(Records contained in a dataset)
○ ○ ○ ○

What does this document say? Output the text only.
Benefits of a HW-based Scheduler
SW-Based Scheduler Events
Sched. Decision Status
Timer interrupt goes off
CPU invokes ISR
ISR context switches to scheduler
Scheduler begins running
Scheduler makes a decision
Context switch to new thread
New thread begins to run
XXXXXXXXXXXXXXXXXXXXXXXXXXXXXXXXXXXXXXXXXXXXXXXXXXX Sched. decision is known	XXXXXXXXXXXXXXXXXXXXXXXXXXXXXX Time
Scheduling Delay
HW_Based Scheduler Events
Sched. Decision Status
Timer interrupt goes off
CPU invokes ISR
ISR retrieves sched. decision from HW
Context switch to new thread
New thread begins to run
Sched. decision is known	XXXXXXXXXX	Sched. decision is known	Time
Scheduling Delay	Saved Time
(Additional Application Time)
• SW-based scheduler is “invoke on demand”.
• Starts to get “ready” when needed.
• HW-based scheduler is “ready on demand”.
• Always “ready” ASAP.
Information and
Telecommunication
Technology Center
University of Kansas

○ ○ ○ ○

• Task description: Working from the material above, retype it in its entirety without change.

• Written response:
What does this document say? Output the text only.
Benefits of a HW-based Scheduler
SW-Based Scheduler Events
Sched. Decision Status
Timer interrupt goes off
CPU invokes ISR
ISR context switches to scheduler
Scheduler begins running
Scheduler makes a decision
Context switch to new thread
New thread begins to run
XXXXXXXXXXXXXXXXXXXXXXXXXXXXXXXXXXXXXXXXXXXXXXXXXXX Sched. decision is known	XXXXXXXXXXXXXXXXXXXXXXXXXXXXXX Time
Scheduling Delay
HW_Based Scheduler Events
Sched. Decision Status
Timer interrupt goes off
CPU invokes ISR
ISR retrieves sched. decision from HW
Context switch to new thread
New thread begins to run
Sched. decision is known	XXXXXXXXXX	Sched. decision is known	Time
Scheduling Delay	Saved Time
(Additional Application Time)
• SW-based scheduler is “invoke on demand”.
• Starts to get “ready” when needed.
• HW-based scheduler is “ready on demand”.
• Always “ready” ASAP.
Information and
Telecommunication
Technology Center
University of Kansas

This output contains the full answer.